====== Supplied records ======

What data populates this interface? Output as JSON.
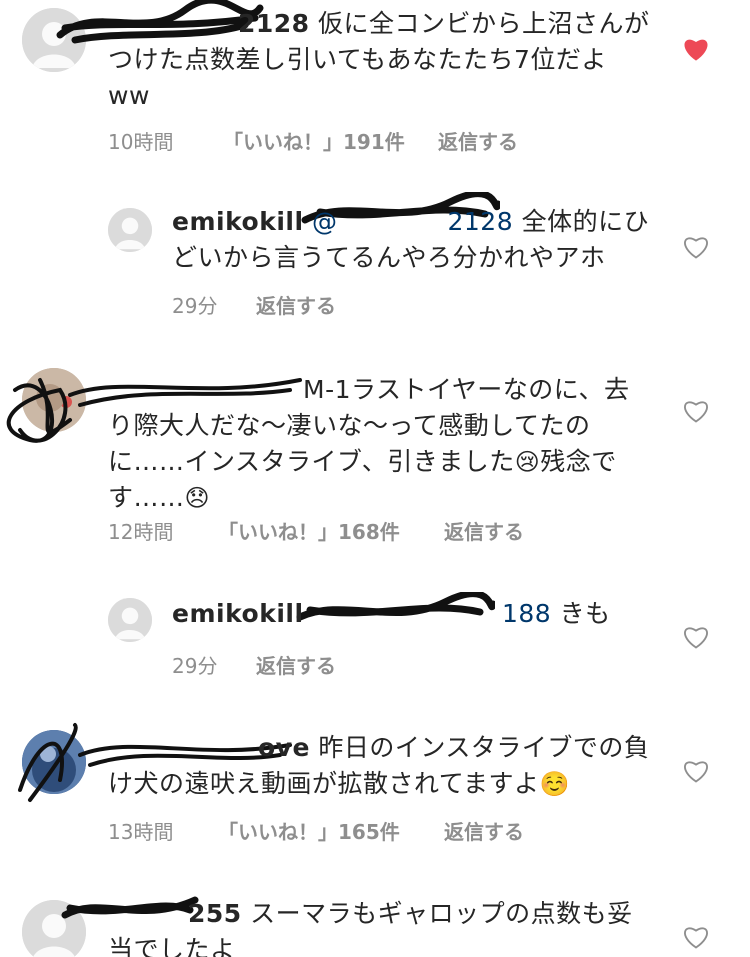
{
  "comments": [
    {
      "user_visible": "2128",
      "text": "仮に全コンビから上沼さんがつけた点数差し引いてもあなたたち7位だよww",
      "line1": "仮に全コンビから上沼さんが",
      "line2": "つけた点数差し引いてもあなたたち7位だよ",
      "line3": "ww",
      "time": "10時間",
      "likes": "「いいね！」191件",
      "reply": "返信する",
      "liked": true
    },
    {
      "user": "emikokill",
      "mention_visible": "@",
      "mention_tail": "2128",
      "line1": "全体的にひ",
      "line2": "どいから言うてるんやろ分かれやアホ",
      "time": "29分",
      "reply": "返信する",
      "liked": false
    },
    {
      "user_visible": "M-1",
      "line1": "ラストイヤーなのに、去",
      "line2": "り際大人だな〜凄いな〜って感動してたの",
      "line3": "に……インスタライブ、引きました",
      "emoji1": "😢",
      "line3b": "残念で",
      "line4": "す……",
      "emoji2": "😞",
      "time": "12時間",
      "likes": "「いいね！」168件",
      "reply": "返信する",
      "liked": false
    },
    {
      "user": "emikokill",
      "mention_tail": "188",
      "line1": "きも",
      "time": "29分",
      "reply": "返信する",
      "liked": false
    },
    {
      "user_visible": "ove",
      "line1": "昨日のインスタライブでの負",
      "line2": "け犬の遠吠え動画が拡散されてますよ",
      "emoji1": "☺️",
      "time": "13時間",
      "likes": "「いいね！」165件",
      "reply": "返信する",
      "liked": false
    },
    {
      "user_visible": "255",
      "line1": "スーマラもギャロップの点数も妥",
      "line2": "当でしたよ",
      "liked": false
    }
  ],
  "colors": {
    "text": "#262626",
    "meta": "#8e8e8e",
    "mention": "#00376b",
    "heart_filled": "#ed4956",
    "heart_outline": "#8e8e8e"
  },
  "icons": {
    "heart_filled": "heart-filled-icon",
    "heart_outline": "heart-outline-icon",
    "avatar_placeholder": "default-avatar-icon"
  }
}
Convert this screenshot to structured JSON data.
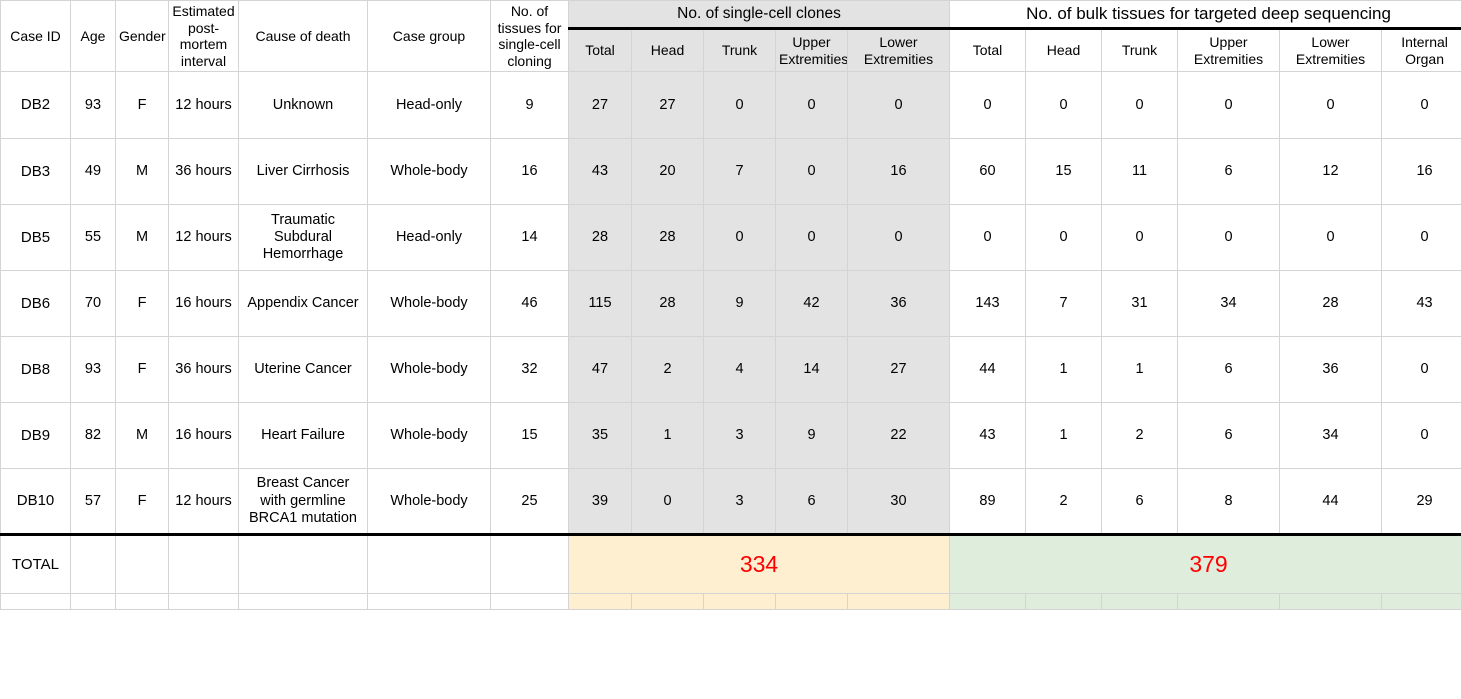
{
  "table": {
    "group_headers": [
      {
        "label": "No. of single-cell clones",
        "span": 5,
        "style": "gray"
      },
      {
        "label": "No. of bulk tissues for targeted deep sequencing",
        "span": 6,
        "style": "plain"
      }
    ],
    "left_headers": [
      "Case ID",
      "Age",
      "Gender",
      "Estimated post-mortem interval",
      "Cause of death",
      "Case group",
      "No. of tissues for single-cell cloning"
    ],
    "singlecell_subheaders": [
      "Total",
      "Head",
      "Trunk",
      "Upper Extremities",
      "Lower Extremities"
    ],
    "bulk_subheaders": [
      "Total",
      "Head",
      "Trunk",
      "Upper Extremities",
      "Lower Extremities",
      "Internal Organ"
    ],
    "rows": [
      {
        "case_id": "DB2",
        "age": "93",
        "gender": "F",
        "pmi": "12 hours",
        "cause": "Unknown",
        "group": "Head-only",
        "tissues": "9",
        "sc": [
          "27",
          "27",
          "0",
          "0",
          "0"
        ],
        "bulk": [
          "0",
          "0",
          "0",
          "0",
          "0",
          "0"
        ]
      },
      {
        "case_id": "DB3",
        "age": "49",
        "gender": "M",
        "pmi": "36 hours",
        "cause": "Liver Cirrhosis",
        "group": "Whole-body",
        "tissues": "16",
        "sc": [
          "43",
          "20",
          "7",
          "0",
          "16"
        ],
        "bulk": [
          "60",
          "15",
          "11",
          "6",
          "12",
          "16"
        ]
      },
      {
        "case_id": "DB5",
        "age": "55",
        "gender": "M",
        "pmi": "12 hours",
        "cause": "Traumatic Subdural Hemorrhage",
        "group": "Head-only",
        "tissues": "14",
        "sc": [
          "28",
          "28",
          "0",
          "0",
          "0"
        ],
        "bulk": [
          "0",
          "0",
          "0",
          "0",
          "0",
          "0"
        ]
      },
      {
        "case_id": "DB6",
        "age": "70",
        "gender": "F",
        "pmi": "16 hours",
        "cause": "Appendix Cancer",
        "group": "Whole-body",
        "tissues": "46",
        "sc": [
          "115",
          "28",
          "9",
          "42",
          "36"
        ],
        "bulk": [
          "143",
          "7",
          "31",
          "34",
          "28",
          "43"
        ]
      },
      {
        "case_id": "DB8",
        "age": "93",
        "gender": "F",
        "pmi": "36 hours",
        "cause": "Uterine Cancer",
        "group": "Whole-body",
        "tissues": "32",
        "sc": [
          "47",
          "2",
          "4",
          "14",
          "27"
        ],
        "bulk": [
          "44",
          "1",
          "1",
          "6",
          "36",
          "0"
        ]
      },
      {
        "case_id": "DB9",
        "age": "82",
        "gender": "M",
        "pmi": "16 hours",
        "cause": "Heart Failure",
        "group": "Whole-body",
        "tissues": "15",
        "sc": [
          "35",
          "1",
          "3",
          "9",
          "22"
        ],
        "bulk": [
          "43",
          "1",
          "2",
          "6",
          "34",
          "0"
        ]
      },
      {
        "case_id": "DB10",
        "age": "57",
        "gender": "F",
        "pmi": "12 hours",
        "cause": "Breast Cancer with germline BRCA1 mutation",
        "group": "Whole-body",
        "tissues": "25",
        "sc": [
          "39",
          "0",
          "3",
          "6",
          "30"
        ],
        "bulk": [
          "89",
          "2",
          "6",
          "8",
          "44",
          "29"
        ]
      }
    ],
    "total_row": {
      "label": "TOTAL",
      "singlecell_total": "334",
      "bulk_total": "379"
    }
  },
  "colors": {
    "group_gray": "#e3e3e3",
    "total_cream": "#fdefd0",
    "total_green": "#dfeddc",
    "total_text_red": "#ff0000",
    "grid_line": "#d4d4d4",
    "rule": "#000000"
  }
}
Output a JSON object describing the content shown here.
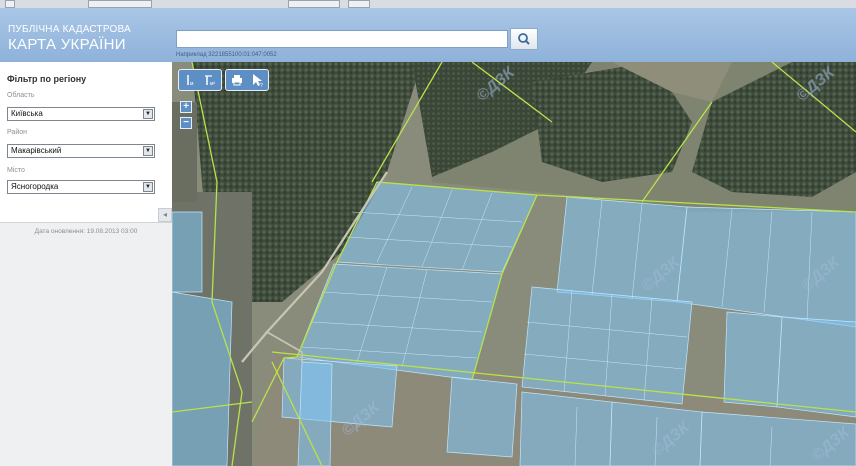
{
  "header": {
    "logo_line1": "ПУБЛІЧНА КАДАСТРОВА",
    "logo_line2": "КАРТА УКРАЇНИ",
    "search_value": "",
    "search_hint": "Наприклад 3221855100:01:047:0052"
  },
  "sidebar": {
    "filter_title": "Фільтр по регіону",
    "oblast_label": "Область",
    "oblast_value": "Київська",
    "raion_label": "Район",
    "raion_value": "Макарівський",
    "misto_label": "Місто",
    "misto_value": "Ясногородка",
    "collapse_glyph": "◂",
    "updated_text": "Дата оновлення: 19.08.2013 03:00"
  },
  "map": {
    "zoom_in": "+",
    "zoom_out": "−",
    "watermark": "©ДЗК",
    "parcel_fill": "#7fc4f5",
    "boundary_color": "#b9e24a"
  },
  "colors": {
    "header": "#9bbbe0",
    "accent": "#5d8ec4"
  }
}
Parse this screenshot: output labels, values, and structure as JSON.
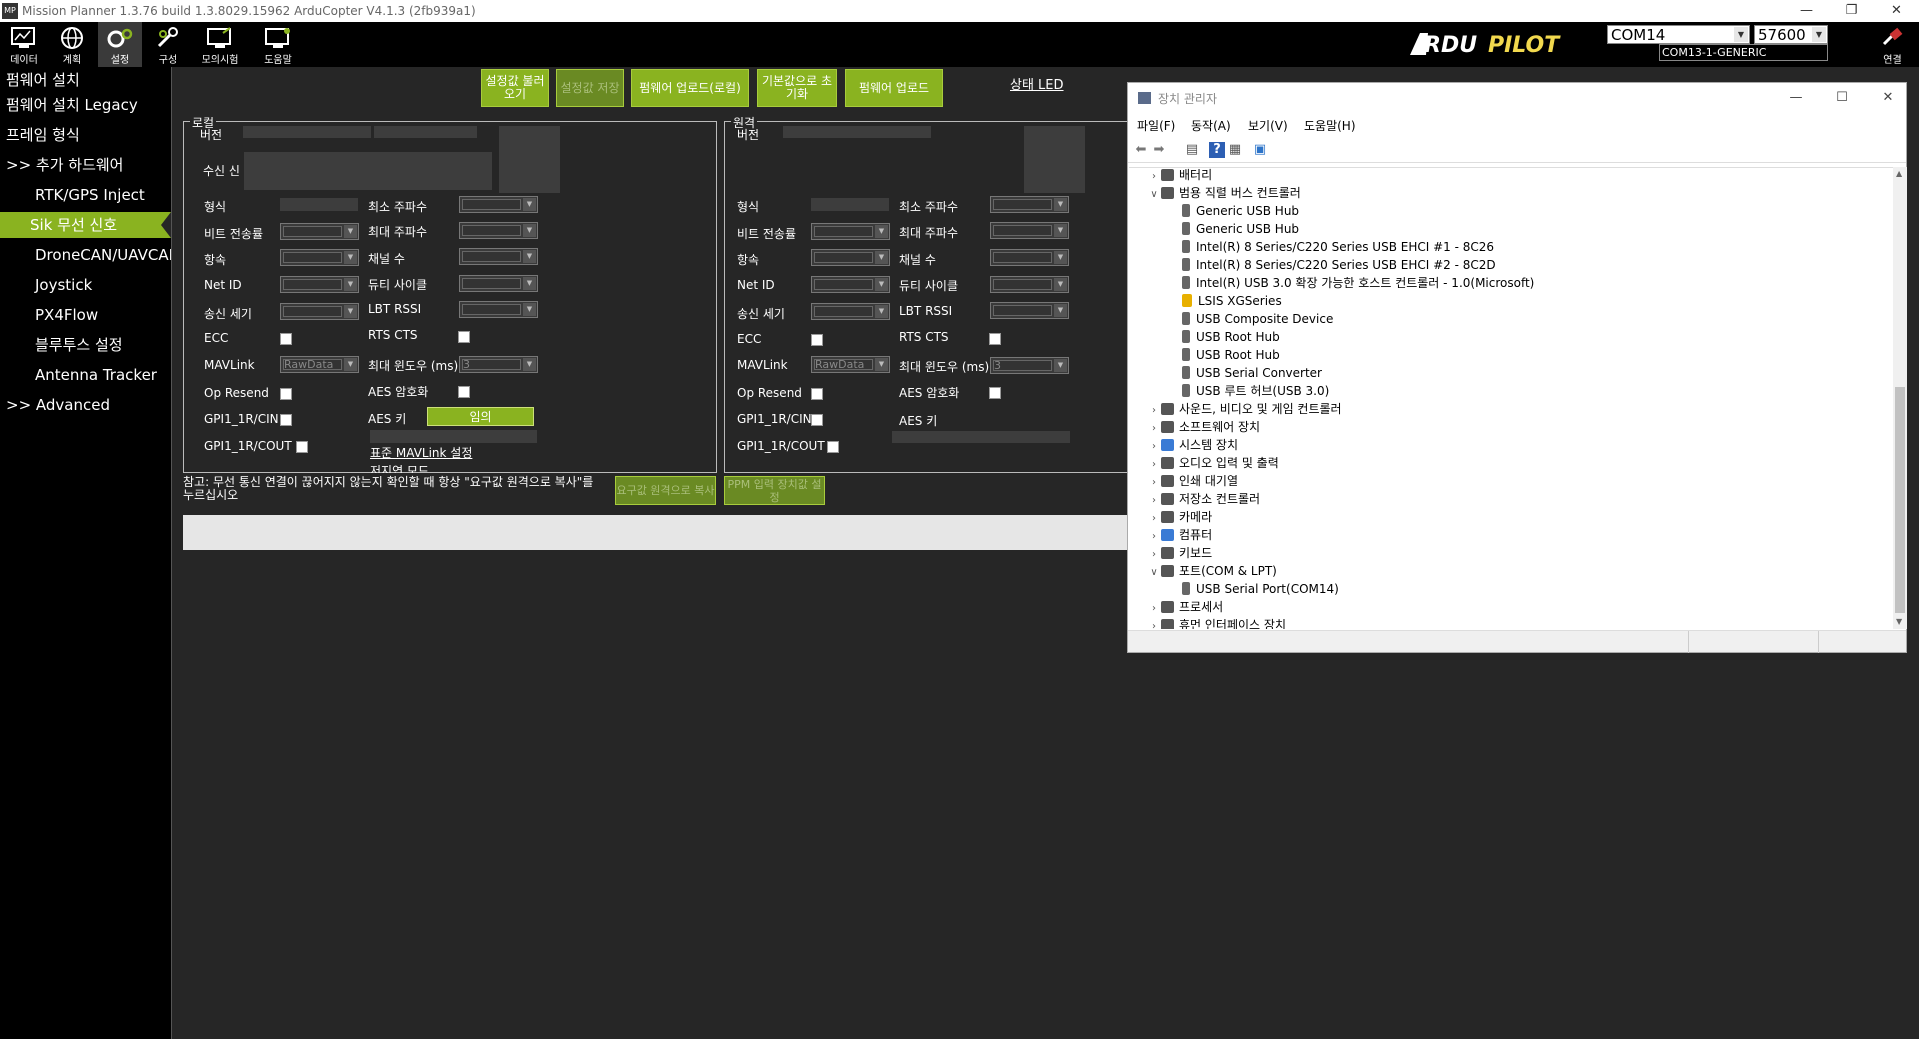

======

• _Instructions for the task_:
Respond with the number of lines containing "data" and no additional words.

• _Finished answer_:
2